## Dataset extract
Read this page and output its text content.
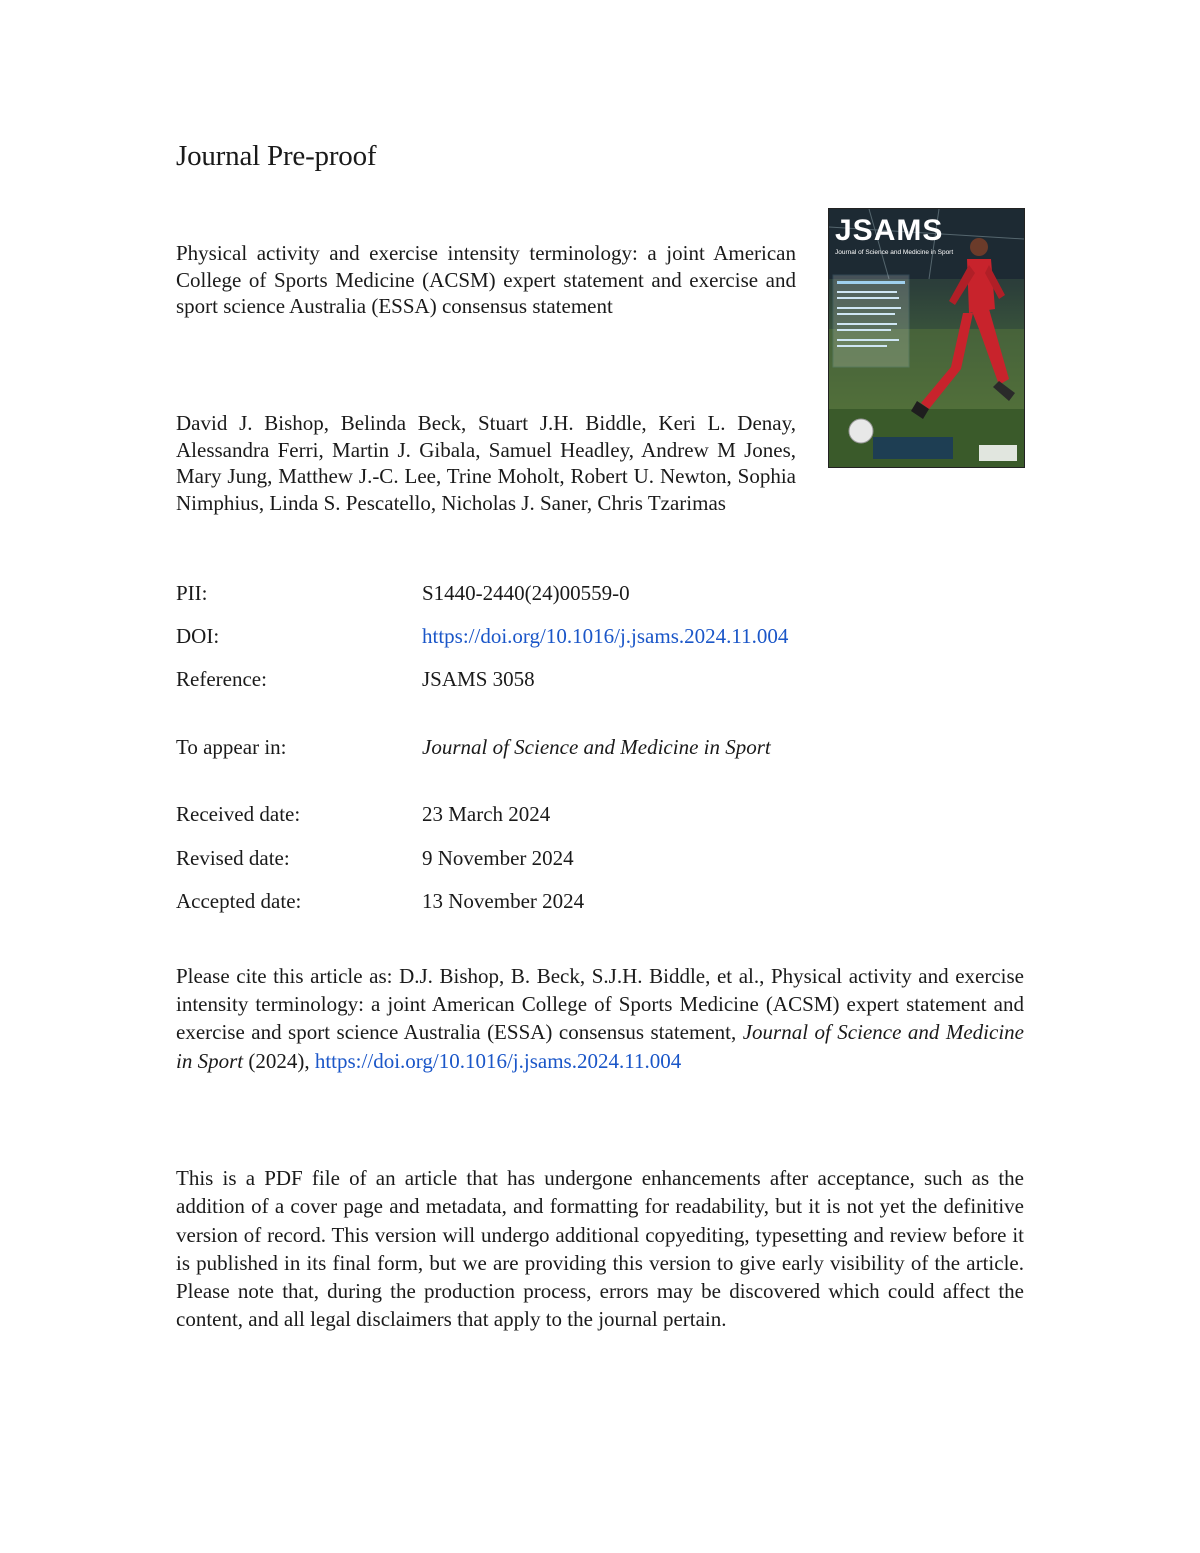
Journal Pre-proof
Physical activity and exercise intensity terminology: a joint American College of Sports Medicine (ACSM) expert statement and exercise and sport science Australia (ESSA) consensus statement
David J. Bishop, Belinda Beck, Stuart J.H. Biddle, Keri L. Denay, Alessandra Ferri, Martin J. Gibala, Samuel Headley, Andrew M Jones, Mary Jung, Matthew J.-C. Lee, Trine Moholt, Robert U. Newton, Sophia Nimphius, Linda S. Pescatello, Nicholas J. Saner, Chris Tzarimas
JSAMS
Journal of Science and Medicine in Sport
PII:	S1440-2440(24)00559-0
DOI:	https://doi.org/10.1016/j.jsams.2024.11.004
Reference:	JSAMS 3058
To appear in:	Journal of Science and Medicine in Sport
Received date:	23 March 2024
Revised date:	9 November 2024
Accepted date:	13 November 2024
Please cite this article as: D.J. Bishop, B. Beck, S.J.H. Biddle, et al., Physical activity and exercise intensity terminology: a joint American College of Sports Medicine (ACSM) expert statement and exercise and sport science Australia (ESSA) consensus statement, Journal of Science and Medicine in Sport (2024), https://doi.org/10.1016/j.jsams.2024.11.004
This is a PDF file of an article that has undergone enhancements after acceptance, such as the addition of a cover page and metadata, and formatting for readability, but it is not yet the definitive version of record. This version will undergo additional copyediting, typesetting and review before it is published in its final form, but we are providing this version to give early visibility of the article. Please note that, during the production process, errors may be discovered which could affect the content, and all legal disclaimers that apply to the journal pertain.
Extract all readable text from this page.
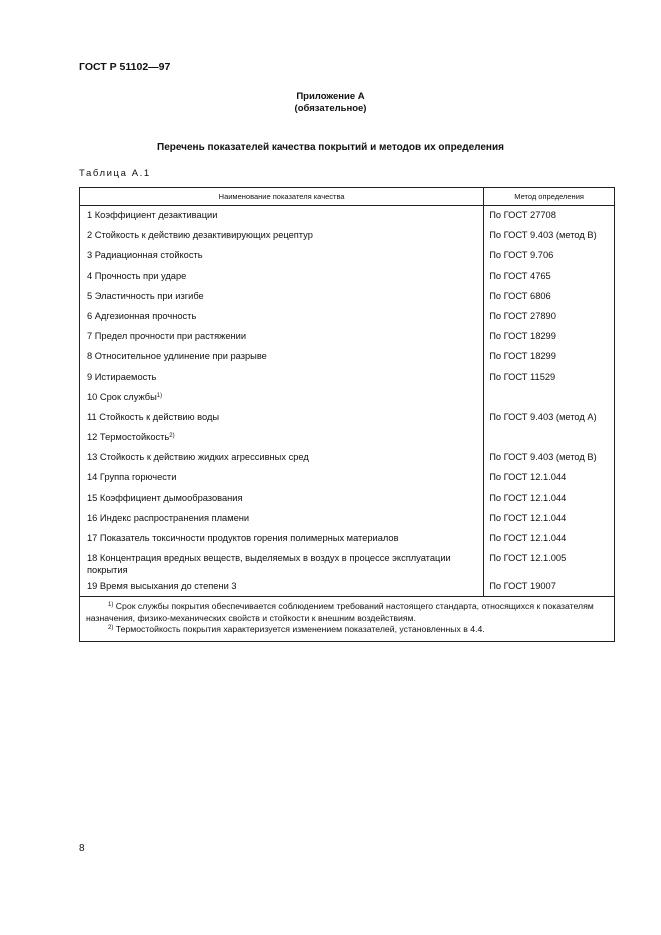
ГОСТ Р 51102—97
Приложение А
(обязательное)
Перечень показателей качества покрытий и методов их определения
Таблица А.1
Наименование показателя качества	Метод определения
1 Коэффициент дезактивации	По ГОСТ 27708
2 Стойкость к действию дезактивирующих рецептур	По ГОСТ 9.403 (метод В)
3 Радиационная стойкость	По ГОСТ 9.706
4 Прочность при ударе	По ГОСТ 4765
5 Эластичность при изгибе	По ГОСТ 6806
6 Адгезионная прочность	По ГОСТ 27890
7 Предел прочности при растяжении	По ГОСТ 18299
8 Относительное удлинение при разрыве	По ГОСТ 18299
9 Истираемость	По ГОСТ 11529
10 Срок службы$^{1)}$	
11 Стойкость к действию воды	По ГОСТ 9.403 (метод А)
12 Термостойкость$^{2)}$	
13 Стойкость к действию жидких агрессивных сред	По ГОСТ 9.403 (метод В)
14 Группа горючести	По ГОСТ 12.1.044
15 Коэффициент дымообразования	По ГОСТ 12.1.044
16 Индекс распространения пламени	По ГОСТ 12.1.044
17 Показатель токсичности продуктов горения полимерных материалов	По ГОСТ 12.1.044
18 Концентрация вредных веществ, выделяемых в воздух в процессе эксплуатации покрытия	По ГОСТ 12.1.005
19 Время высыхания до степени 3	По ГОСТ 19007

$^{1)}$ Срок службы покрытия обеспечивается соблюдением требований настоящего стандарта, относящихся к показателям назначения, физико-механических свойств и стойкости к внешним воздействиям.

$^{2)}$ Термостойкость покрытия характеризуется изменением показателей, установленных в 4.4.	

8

## Work to be completed
Repeat every record above exactly, but leave out any pictures.

## The answer
Read this page and output its text content.
Journal Pre-proof
Physical activity and exercise intensity terminology: a joint American College of Sports Medicine (ACSM) expert statement and exercise and sport science Australia (ESSA) consensus statement
David J. Bishop, Belinda Beck, Stuart J.H. Biddle, Keri L. Denay, Alessandra Ferri, Martin J. Gibala, Samuel Headley, Andrew M Jones, Mary Jung, Matthew J.-C. Lee, Trine Moholt, Robert U. Newton, Sophia Nimphius, Linda S. Pescatello, Nicholas J. Saner, Chris Tzarimas
JSAMS
Journal of Science and Medicine in Sport
PII:	S1440-2440(24)00559-0
DOI:	https://doi.org/10.1016/j.jsams.2024.11.004
Reference:	JSAMS 3058
To appear in:	Journal of Science and Medicine in Sport
Received date:	23 March 2024
Revised date:	9 November 2024
Accepted date:	13 November 2024
Please cite this article as: D.J. Bishop, B. Beck, S.J.H. Biddle, et al., Physical activity and exercise intensity terminology: a joint American College of Sports Medicine (ACSM) expert statement and exercise and sport science Australia (ESSA) consensus statement, Journal of Science and Medicine in Sport (2024), https://doi.org/10.1016/j.jsams.2024.11.004
This is a PDF file of an article that has undergone enhancements after acceptance, such as the addition of a cover page and metadata, and formatting for readability, but it is not yet the definitive version of record. This version will undergo additional copyediting, typesetting and review before it is published in its final form, but we are providing this version to give early visibility of the article. Please note that, during the production process, errors may be discovered which could affect the content, and all legal disclaimers that apply to the journal pertain.
Extract all readable text from this page.
ГОСТ Р 51102—97
Приложение А
(обязательное)
Перечень показателей качества покрытий и методов их определения
Таблица А.1
Наименование показателя качества	Метод определения
1 Коэффициент дезактивации	По ГОСТ 27708
2 Стойкость к действию дезактивирующих рецептур	По ГОСТ 9.403 (метод В)
3 Радиационная стойкость	По ГОСТ 9.706
4 Прочность при ударе	По ГОСТ 4765
5 Эластичность при изгибе	По ГОСТ 6806
6 Адгезионная прочность	По ГОСТ 27890
7 Предел прочности при растяжении	По ГОСТ 18299
8 Относительное удлинение при разрыве	По ГОСТ 18299
9 Истираемость	По ГОСТ 11529
10 Срок службы$^{1)}$	
11 Стойкость к действию воды	По ГОСТ 9.403 (метод А)
12 Термостойкость$^{2)}$	
13 Стойкость к действию жидких агрессивных сред	По ГОСТ 9.403 (метод В)
14 Группа горючести	По ГОСТ 12.1.044
15 Коэффициент дымообразования	По ГОСТ 12.1.044
16 Индекс распространения пламени	По ГОСТ 12.1.044
17 Показатель токсичности продуктов горения полимерных материалов	По ГОСТ 12.1.044
18 Концентрация вредных веществ, выделяемых в воздух в процессе эксплуатации покрытия	По ГОСТ 12.1.005
19 Время высыхания до степени 3	По ГОСТ 19007

$^{1)}$ Срок службы покрытия обеспечивается соблюдением требований настоящего стандарта, относящихся к показателям назначения, физико-механических свойств и стойкости к внешним воздействиям.

$^{2)}$ Термостойкость покрытия характеризуется изменением показателей, установленных в 4.4.	

8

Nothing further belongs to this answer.